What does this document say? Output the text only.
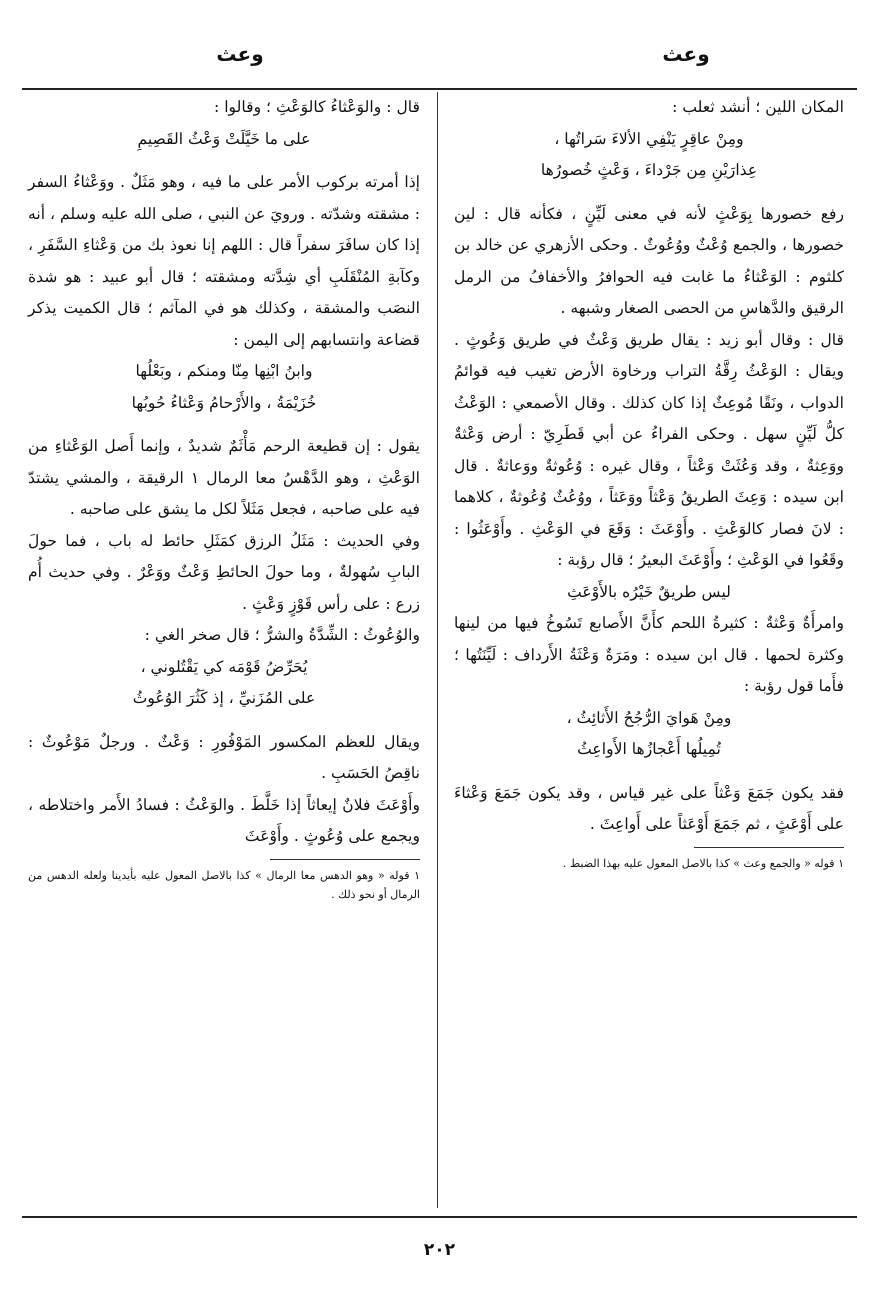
وعث
وعث

المكان اللين ؛ أنشد ثعلب :

ومِنْ عاقِرٍ يَنْفِي الألاءَ سَراتُها ،

عِذارَيْنِ مِن جَرْداءَ ، وَعْثٍ خُصورُها

رفع خصورها بِوَعْثٍ لأنه في معنى لَيِّنٍ ، فكأنه قال : لين خصورها ، والجمع وُعْثٌ ووُعُوثٌ . وحكى الأزهري عن خالد بن كلثوم : الوَعْثاءُ ما غابت فيه الحوافرُ والأخفافُ من الرمل الرقيق والدَّهاسِ من الحصى الصغار وشبهه .

قال : وقال أبو زيد : يقال طريق وَعْثٌ في طريق وَعُوثٍ . ويقال : الوَعْثُ رِقَّةُ التراب ورخاوة الأرض تغيب فيه قوائمُ الدواب ، ونَقًا مُوعِثٌ إذا كان كذلك . وقال الأصمعي : الوَعْثُ كلُّ لَيِّنٍ سهل . وحكى الفراءُ عن أبي قَطَرِيّ : أرض وَعْثةٌ ووَعِثةٌ ، وقد وَعُثَتْ وَعْثاً ، وقال غيره : وُعُوثةٌ ووَعاثةٌ . قال ابن سيده : وَعِثَ الطريقُ وَعْثاً ووَعَثاً ، ووُعُثٌ وُعُوثةٌ ، كلاهما : لانَ فصار كالوَعْثِ . وأَوْعَثَ : وَقَعَ في الوَعْثِ . وأَوْعَثُوا : وقَعُوا في الوَعْثِ ؛ وأَوْعَثَ البعيرُ ؛ قال رؤبة :

ليس طريقٌ خَيْرُه بالأَوْعَثِ

وامرأَةٌ وَعْثةٌ : كثيرةُ اللحم كأَنَّ الأَصابع تَسُوخُ فيها من لينها وكثرة لحمها . قال ابن سيده : ومَرَةٌ وَعْثَةُ الأَرداف : لَيِّنَتُها ؛ فأَما قول رؤبة :

ومِنْ هَوايَ الرُّجُحُ الأَثائِثُ ،

تُمِيلُها أَعْجازُها الأَواعِثُ

فقد يكون جَمَعَ وَعْثاً على غير قياس ، وقد يكون جَمَعَ وَعْثاءَ على أَوْعَثٍ ، ثم جَمَعَ أَوْعَثاً على أَواعِثَ .

١ قوله « والجمع وعث » كذا بالاصل المعول عليه بهذا الضبط .

قال : والوَعْثاءُ كالوَعْثِ ؛ وقالوا :

على ما خَيَّلَتْ وَعْثُ القَصِيمِ

إذا أمرته بركوب الأمر على ما فيه ، وهو مَثَلٌ . ووَعْثاءُ السفر : مشقته وشدّته . ورويَ عن النبي ، صلى الله عليه وسلم ، أنه إذا كان سافَرَ سفراً قال : اللهم إنا نعوذ بك من وَعْثاءِ السَّفَرِ ، وكآبةِ المُنْقَلَبِ أي شِدَّته ومشقته ؛ قال أبو عبيد : هو شدة النصَب والمشقة ، وكذلك هو في المآثم ؛ قال الكميت يذكر قضاعة وانتسابهم إلى اليمن :

وابنُ ابْنِها مِنّا ومنكم ، وبَعْلُها

خُزَيْمَةُ ، والأَرْحامُ وَعْثاءُ حُوبُها

يقول : إن قطيعة الرحم مَأْثَمٌ شديدٌ ، وإنما أَصل الوَعْثاءِ من الوَعْثِ ، وهو الدَّهْسُ معا الرمال ١ الرقيقة ، والمشي يشتدّ فيه على صاحبه ، فجعل مَثَلاً لكل ما يشق على صاحبه .

وفي الحديث : مَثَلُ الرزق كمَثَلِ حائط له باب ، فما حولَ البابِ سُهولةٌ ، وما حولَ الحائطِ وَعْثٌ ووَعْرٌ . وفي حديث أُم زرع : على رأس قَوْزٍ وَعْثٍ .

والوُعُوثُ : الشِّدَّةُ والشرُّ ؛ قال صخر الغي :

يُحَرِّضُ قَوْمَه كي يَقْتُلوني ،

على المُزَنيِّ ، إذ كَثُرَ الوُعُوثُ

ويقال للعظم المكسور المَوْفُورِ : وَعْثٌ . ورجلٌ مَوْعُوثٌ : ناقِصُ الحَسَبِ .

وأَوْعَثَ فلانٌ إيعاثاً إذا خَلَّطَ . والوَعْثُ : فسادُ الأَمر واختلاطه ، ويجمع على وُعُوثٍ . وأَوْعَثَ

١ قوله « وهو الدهس معا الرمال » كذا بالاصل المعول عليه بأيدينا ولعله الدهس من الرمال أو نحو ذلك .

٢٠٢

━━━━

Each line above that holds the string "والو" should be copied and shown.

* Result
قال : والوَعْثاءُ كالوَعْثِ ؛ وقالوا :
والوُعُوثُ : الشِّدَّةُ والشرُّ ؛ قال صخر الغي :
وأَوْعَثَ فلانٌ إيعاثاً إذا خَلَّطَ . والوَعْثُ : فسادُ الأَمر واختلاطه ، ويجمع على وُعُوثٍ . وأَوْعَثَ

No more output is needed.